**Required work:**
Which lines run from the one containing "Enumerate this screenshot's" to the end of the entries? Quote them exactly, and nothing else.

Chart and figure data:
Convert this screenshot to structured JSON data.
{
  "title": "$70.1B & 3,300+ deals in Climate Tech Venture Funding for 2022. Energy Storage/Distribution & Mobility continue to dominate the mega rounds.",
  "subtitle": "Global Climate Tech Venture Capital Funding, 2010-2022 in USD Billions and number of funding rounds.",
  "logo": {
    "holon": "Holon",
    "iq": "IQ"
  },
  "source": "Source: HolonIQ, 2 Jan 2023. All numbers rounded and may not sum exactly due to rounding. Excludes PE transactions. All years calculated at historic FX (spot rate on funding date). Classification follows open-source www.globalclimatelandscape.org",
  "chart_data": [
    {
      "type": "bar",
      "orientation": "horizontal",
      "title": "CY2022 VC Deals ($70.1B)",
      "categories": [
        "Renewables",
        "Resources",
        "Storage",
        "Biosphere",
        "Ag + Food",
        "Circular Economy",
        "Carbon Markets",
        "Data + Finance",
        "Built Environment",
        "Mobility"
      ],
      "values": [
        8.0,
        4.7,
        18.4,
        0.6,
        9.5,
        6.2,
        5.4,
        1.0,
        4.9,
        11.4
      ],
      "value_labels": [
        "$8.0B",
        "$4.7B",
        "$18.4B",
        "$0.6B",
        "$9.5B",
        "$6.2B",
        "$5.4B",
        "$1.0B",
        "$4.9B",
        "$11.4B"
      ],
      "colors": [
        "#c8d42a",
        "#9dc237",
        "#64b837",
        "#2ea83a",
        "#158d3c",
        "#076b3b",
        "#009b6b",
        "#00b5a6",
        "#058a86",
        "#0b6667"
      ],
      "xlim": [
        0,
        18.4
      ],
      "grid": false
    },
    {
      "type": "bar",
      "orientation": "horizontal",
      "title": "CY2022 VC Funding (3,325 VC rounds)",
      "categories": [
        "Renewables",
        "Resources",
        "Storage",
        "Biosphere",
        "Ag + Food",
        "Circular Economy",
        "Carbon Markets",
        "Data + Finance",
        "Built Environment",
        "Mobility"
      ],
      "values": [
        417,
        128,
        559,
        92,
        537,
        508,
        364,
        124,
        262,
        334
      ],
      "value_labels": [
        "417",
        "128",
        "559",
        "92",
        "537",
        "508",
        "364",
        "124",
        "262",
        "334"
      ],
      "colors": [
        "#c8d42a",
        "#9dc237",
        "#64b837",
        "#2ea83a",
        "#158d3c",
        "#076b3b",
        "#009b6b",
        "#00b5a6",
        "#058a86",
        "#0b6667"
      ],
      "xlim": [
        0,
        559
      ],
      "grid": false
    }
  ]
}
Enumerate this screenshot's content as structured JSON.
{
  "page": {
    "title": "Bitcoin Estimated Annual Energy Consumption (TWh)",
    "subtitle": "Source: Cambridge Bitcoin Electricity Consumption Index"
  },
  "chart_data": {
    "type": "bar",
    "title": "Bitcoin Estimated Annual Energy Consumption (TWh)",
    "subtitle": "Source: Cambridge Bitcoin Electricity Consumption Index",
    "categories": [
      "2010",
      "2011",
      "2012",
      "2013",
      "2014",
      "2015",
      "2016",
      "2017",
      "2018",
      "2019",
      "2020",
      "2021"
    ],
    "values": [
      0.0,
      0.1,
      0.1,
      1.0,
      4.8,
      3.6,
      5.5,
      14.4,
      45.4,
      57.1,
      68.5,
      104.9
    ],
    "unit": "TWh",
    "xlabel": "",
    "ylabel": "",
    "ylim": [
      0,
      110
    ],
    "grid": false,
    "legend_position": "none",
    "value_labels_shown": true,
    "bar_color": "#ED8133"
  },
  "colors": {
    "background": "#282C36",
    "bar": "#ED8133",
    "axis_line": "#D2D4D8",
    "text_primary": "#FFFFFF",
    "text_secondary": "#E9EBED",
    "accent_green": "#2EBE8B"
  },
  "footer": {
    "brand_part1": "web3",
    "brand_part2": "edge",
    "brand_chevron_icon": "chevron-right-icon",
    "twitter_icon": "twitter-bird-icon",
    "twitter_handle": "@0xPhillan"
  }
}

**The answer:**
Enumerate this screenshot's content as structured JSON.
{
  "page": {
    "title": "Bitcoin Estimated Annual Energy Consumption (TWh)",
    "subtitle": "Source: Cambridge Bitcoin Electricity Consumption Index"
  },
  "chart_data": {
    "type": "bar",
    "title": "Bitcoin Estimated Annual Energy Consumption (TWh)",
    "subtitle": "Source: Cambridge Bitcoin Electricity Consumption Index",
    "categories": [
      "2010",
      "2011",
      "2012",
      "2013",
      "2014",
      "2015",
      "2016",
      "2017",
      "2018",
      "2019",
      "2020",
      "2021"
    ],
    "values": [
      0.0,
      0.1,
      0.1,
      1.0,
      4.8,
      3.6,
      5.5,
      14.4,
      45.4,
      57.1,
      68.5,
      104.9
    ],
    "unit": "TWh",
    "xlabel": "",
    "ylabel": "",
    "ylim": [
      0,
      110
    ],
    "grid": false,
    "legend_position": "none",
    "value_labels_shown": true,
    "bar_color": "#ED8133"
  },
  "colors": {
    "background": "#282C36",
    "bar": "#ED8133",
    "axis_line": "#D2D4D8",
    "text_primary": "#FFFFFF",
    "text_secondary": "#E9EBED",
    "accent_green": "#2EBE8B"
  },
  "footer": {
    "brand_part1": "web3",
    "brand_part2": "edge",
    "brand_chevron_icon": "chevron-right-icon",
    "twitter_icon": "twitter-bird-icon",
    "twitter_handle": "@0xPhillan"
  }
}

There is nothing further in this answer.